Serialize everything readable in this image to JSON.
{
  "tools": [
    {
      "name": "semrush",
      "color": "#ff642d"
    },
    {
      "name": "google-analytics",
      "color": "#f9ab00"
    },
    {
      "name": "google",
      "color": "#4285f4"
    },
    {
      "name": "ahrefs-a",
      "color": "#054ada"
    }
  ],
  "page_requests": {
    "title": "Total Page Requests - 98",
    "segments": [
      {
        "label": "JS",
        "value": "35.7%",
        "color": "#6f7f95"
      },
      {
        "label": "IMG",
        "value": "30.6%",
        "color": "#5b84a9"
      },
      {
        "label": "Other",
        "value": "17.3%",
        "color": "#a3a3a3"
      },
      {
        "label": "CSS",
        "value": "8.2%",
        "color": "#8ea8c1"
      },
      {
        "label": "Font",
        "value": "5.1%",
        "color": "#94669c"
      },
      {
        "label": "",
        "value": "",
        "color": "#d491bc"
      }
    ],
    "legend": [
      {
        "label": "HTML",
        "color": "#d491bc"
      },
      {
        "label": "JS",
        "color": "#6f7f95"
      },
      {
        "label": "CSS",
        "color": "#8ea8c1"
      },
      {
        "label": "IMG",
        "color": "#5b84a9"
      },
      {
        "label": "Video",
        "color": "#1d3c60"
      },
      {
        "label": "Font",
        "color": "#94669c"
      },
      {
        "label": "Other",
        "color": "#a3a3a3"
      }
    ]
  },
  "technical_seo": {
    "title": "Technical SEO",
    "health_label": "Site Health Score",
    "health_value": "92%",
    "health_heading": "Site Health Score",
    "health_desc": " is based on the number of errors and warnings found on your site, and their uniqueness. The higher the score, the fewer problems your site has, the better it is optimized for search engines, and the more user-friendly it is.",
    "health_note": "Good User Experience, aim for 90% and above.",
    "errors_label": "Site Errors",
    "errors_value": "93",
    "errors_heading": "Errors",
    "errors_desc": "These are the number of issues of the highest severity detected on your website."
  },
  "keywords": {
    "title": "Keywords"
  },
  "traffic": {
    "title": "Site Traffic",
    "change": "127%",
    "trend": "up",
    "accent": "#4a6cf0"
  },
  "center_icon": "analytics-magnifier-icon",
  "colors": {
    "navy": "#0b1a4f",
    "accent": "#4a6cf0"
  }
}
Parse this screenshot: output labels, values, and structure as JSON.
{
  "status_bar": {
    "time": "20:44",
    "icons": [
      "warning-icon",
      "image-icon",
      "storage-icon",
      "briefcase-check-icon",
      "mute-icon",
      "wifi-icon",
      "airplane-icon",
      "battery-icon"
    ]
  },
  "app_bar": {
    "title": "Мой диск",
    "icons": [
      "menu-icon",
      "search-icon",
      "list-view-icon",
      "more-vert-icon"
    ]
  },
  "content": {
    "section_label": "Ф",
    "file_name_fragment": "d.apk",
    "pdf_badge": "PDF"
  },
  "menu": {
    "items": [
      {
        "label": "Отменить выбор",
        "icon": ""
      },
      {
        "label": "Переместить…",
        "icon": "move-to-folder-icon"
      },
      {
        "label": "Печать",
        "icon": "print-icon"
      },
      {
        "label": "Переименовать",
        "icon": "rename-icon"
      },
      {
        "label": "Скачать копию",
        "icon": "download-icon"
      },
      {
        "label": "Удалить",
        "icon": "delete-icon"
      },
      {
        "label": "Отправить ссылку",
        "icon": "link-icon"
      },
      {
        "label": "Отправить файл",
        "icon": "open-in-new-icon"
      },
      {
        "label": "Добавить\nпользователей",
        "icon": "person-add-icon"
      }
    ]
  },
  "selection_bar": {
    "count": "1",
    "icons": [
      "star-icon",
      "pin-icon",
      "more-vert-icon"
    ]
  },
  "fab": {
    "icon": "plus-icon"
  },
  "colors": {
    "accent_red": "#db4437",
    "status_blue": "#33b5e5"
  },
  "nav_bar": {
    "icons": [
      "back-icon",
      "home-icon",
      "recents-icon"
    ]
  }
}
======
TASK DESCRIPTION: Take the entries above and transcribe them exactly.

SOLVED EXERCISE:
Serialize everything readable in this image to JSON.
{
  "tools": [
    {
      "name": "semrush",
      "color": "#ff642d"
    },
    {
      "name": "google-analytics",
      "color": "#f9ab00"
    },
    {
      "name": "google",
      "color": "#4285f4"
    },
    {
      "name": "ahrefs-a",
      "color": "#054ada"
    }
  ],
  "page_requests": {
    "title": "Total Page Requests - 98",
    "segments": [
      {
        "label": "JS",
        "value": "35.7%",
        "color": "#6f7f95"
      },
      {
        "label": "IMG",
        "value": "30.6%",
        "color": "#5b84a9"
      },
      {
        "label": "Other",
        "value": "17.3%",
        "color": "#a3a3a3"
      },
      {
        "label": "CSS",
        "value": "8.2%",
        "color": "#8ea8c1"
      },
      {
        "label": "Font",
        "value": "5.1%",
        "color": "#94669c"
      },
      {
        "label": "",
        "value": "",
        "color": "#d491bc"
      }
    ],
    "legend": [
      {
        "label": "HTML",
        "color": "#d491bc"
      },
      {
        "label": "JS",
        "color": "#6f7f95"
      },
      {
        "label": "CSS",
        "color": "#8ea8c1"
      },
      {
        "label": "IMG",
        "color": "#5b84a9"
      },
      {
        "label": "Video",
        "color": "#1d3c60"
      },
      {
        "label": "Font",
        "color": "#94669c"
      },
      {
        "label": "Other",
        "color": "#a3a3a3"
      }
    ]
  },
  "technical_seo": {
    "title": "Technical SEO",
    "health_label": "Site Health Score",
    "health_value": "92%",
    "health_heading": "Site Health Score",
    "health_desc": " is based on the number of errors and warnings found on your site, and their uniqueness. The higher the score, the fewer problems your site has, the better it is optimized for search engines, and the more user-friendly it is.",
    "health_note": "Good User Experience, aim for 90% and above.",
    "errors_label": "Site Errors",
    "errors_value": "93",
    "errors_heading": "Errors",
    "errors_desc": "These are the number of issues of the highest severity detected on your website."
  },
  "keywords": {
    "title": "Keywords"
  },
  "traffic": {
    "title": "Site Traffic",
    "change": "127%",
    "trend": "up",
    "accent": "#4a6cf0"
  },
  "center_icon": "analytics-magnifier-icon",
  "colors": {
    "navy": "#0b1a4f",
    "accent": "#4a6cf0"
  }
}
Parse this screenshot: output labels, values, and structure as JSON.
{
  "status_bar": {
    "time": "20:44",
    "icons": [
      "warning-icon",
      "image-icon",
      "storage-icon",
      "briefcase-check-icon",
      "mute-icon",
      "wifi-icon",
      "airplane-icon",
      "battery-icon"
    ]
  },
  "app_bar": {
    "title": "Мой диск",
    "icons": [
      "menu-icon",
      "search-icon",
      "list-view-icon",
      "more-vert-icon"
    ]
  },
  "content": {
    "section_label": "Ф",
    "file_name_fragment": "d.apk",
    "pdf_badge": "PDF"
  },
  "menu": {
    "items": [
      {
        "label": "Отменить выбор",
        "icon": ""
      },
      {
        "label": "Переместить…",
        "icon": "move-to-folder-icon"
      },
      {
        "label": "Печать",
        "icon": "print-icon"
      },
      {
        "label": "Переименовать",
        "icon": "rename-icon"
      },
      {
        "label": "Скачать копию",
        "icon": "download-icon"
      },
      {
        "label": "Удалить",
        "icon": "delete-icon"
      },
      {
        "label": "Отправить ссылку",
        "icon": "link-icon"
      },
      {
        "label": "Отправить файл",
        "icon": "open-in-new-icon"
      },
      {
        "label": "Добавить\nпользователей",
        "icon": "person-add-icon"
      }
    ]
  },
  "selection_bar": {
    "count": "1",
    "icons": [
      "star-icon",
      "pin-icon",
      "more-vert-icon"
    ]
  },
  "fab": {
    "icon": "plus-icon"
  },
  "colors": {
    "accent_red": "#db4437",
    "status_blue": "#33b5e5"
  },
  "nav_bar": {
    "icons": [
      "back-icon",
      "home-icon",
      "recents-icon"
    ]
  }
}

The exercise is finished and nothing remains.